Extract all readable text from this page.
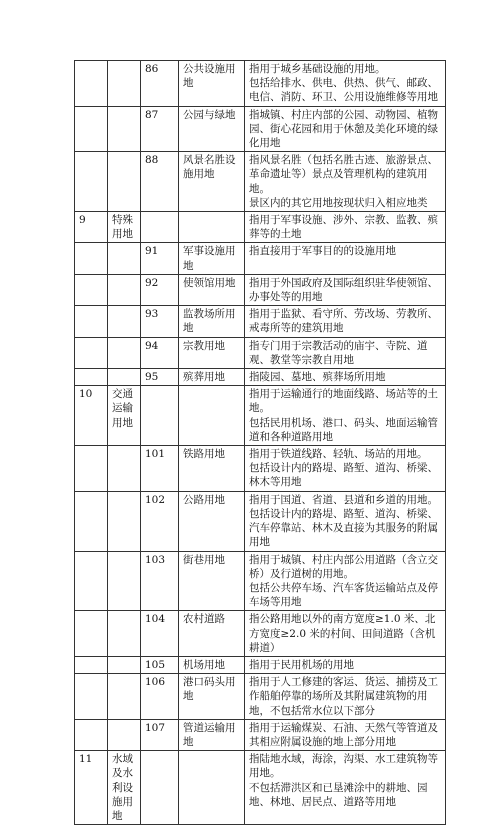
		86	公共设施用地	指用于城乡基础设施的用地。
包括给排水、供电、供热、供气、邮政、电信、消防、环卫、公用设施维修等用地

		87	公园与绿地	指城镇、村庄内部的公园、动物园、植物园、街心花园和用于休憩及美化环境的绿化用地

		88	风景名胜设施用地	指风景名胜（包括名胜古迹、旅游景点、革命遗址等）景点及管理机构的建筑用地。
景区内的其它用地按现状归入相应地类

9	特殊用地			指用于军事设施、涉外、宗教、监教、殡葬等的土地

		91	军事设施用地	指直接用于军事目的的设施用地

		92	使领馆用地	指用于外国政府及国际组织驻华使领馆、办事处等的用地

		93	监教场所用地	指用于监狱、看守所、劳改场、劳教所、戒毒所等的建筑用地

		94	宗教用地	指专门用于宗教活动的庙宇、寺院、道观、教堂等宗教自用地

		95	殡葬用地	指陵园、墓地、殡葬场所用地

10	交通运输用地			指用于运输通行的地面线路、场站等的土地。
包括民用机场、港口、码头、地面运输管道和各种道路用地

		101	铁路用地	指用于铁道线路、轻轨、场站的用地。
包括设计内的路堤、路堑、道沟、桥梁、林木等用地

		102	公路用地	指用于国道、省道、县道和乡道的用地。包括设计内的路堤、路堑、道沟、桥梁、汽车停靠站、林木及直接为其服务的附属用地

		103	街巷用地	指用于城镇、村庄内部公用道路（含立交桥）及行道树的用地。
包括公共停车场、汽车客货运输站点及停车场等用地

		104	农村道路	指公路用地以外的南方宽度≥1.0 米、北方宽度≥2.0 米的村间、田间道路（含机耕道）

		105	机场用地	指用于民用机场的用地

		106	港口码头用地	指用于人工修建的客运、货运、捕捞及工作船舶停靠的场所及其附属建筑物的用地，不包括常水位以下部分

		107	管道运输用地	指用于运输煤炭、石油、天然气等管道及其相应附属设施的地上部分用地

11	水域及水利设施用地			指陆地水域，海涂，沟渠、水工建筑物等用地。
不包括滞洪区和已垦滩涂中的耕地、园地、林地、居民点、道路等用地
========================
(Your instructions): Copy the records above exactly, leaving out every picture.

(Solution to this exercise):
Extract all readable text from this page.
		86	公共设施用地	指用于城乡基础设施的用地。
包括给排水、供电、供热、供气、邮政、电信、消防、环卫、公用设施维修等用地

		87	公园与绿地	指城镇、村庄内部的公园、动物园、植物园、街心花园和用于休憩及美化环境的绿化用地

		88	风景名胜设施用地	指风景名胜（包括名胜古迹、旅游景点、革命遗址等）景点及管理机构的建筑用地。
景区内的其它用地按现状归入相应地类

9	特殊用地			指用于军事设施、涉外、宗教、监教、殡葬等的土地

		91	军事设施用地	指直接用于军事目的的设施用地

		92	使领馆用地	指用于外国政府及国际组织驻华使领馆、办事处等的用地

		93	监教场所用地	指用于监狱、看守所、劳改场、劳教所、戒毒所等的建筑用地

		94	宗教用地	指专门用于宗教活动的庙宇、寺院、道观、教堂等宗教自用地

		95	殡葬用地	指陵园、墓地、殡葬场所用地

10	交通运输用地			指用于运输通行的地面线路、场站等的土地。
包括民用机场、港口、码头、地面运输管道和各种道路用地

		101	铁路用地	指用于铁道线路、轻轨、场站的用地。
包括设计内的路堤、路堑、道沟、桥梁、林木等用地

		102	公路用地	指用于国道、省道、县道和乡道的用地。包括设计内的路堤、路堑、道沟、桥梁、汽车停靠站、林木及直接为其服务的附属用地

		103	街巷用地	指用于城镇、村庄内部公用道路（含立交桥）及行道树的用地。
包括公共停车场、汽车客货运输站点及停车场等用地

		104	农村道路	指公路用地以外的南方宽度≥1.0 米、北方宽度≥2.0 米的村间、田间道路（含机耕道）

		105	机场用地	指用于民用机场的用地

		106	港口码头用地	指用于人工修建的客运、货运、捕捞及工作船舶停靠的场所及其附属建筑物的用地，不包括常水位以下部分

		107	管道运输用地	指用于运输煤炭、石油、天然气等管道及其相应附属设施的地上部分用地

11	水域及水利设施用地			指陆地水域，海涂，沟渠、水工建筑物等用地。
不包括滞洪区和已垦滩涂中的耕地、园地、林地、居民点、道路等用地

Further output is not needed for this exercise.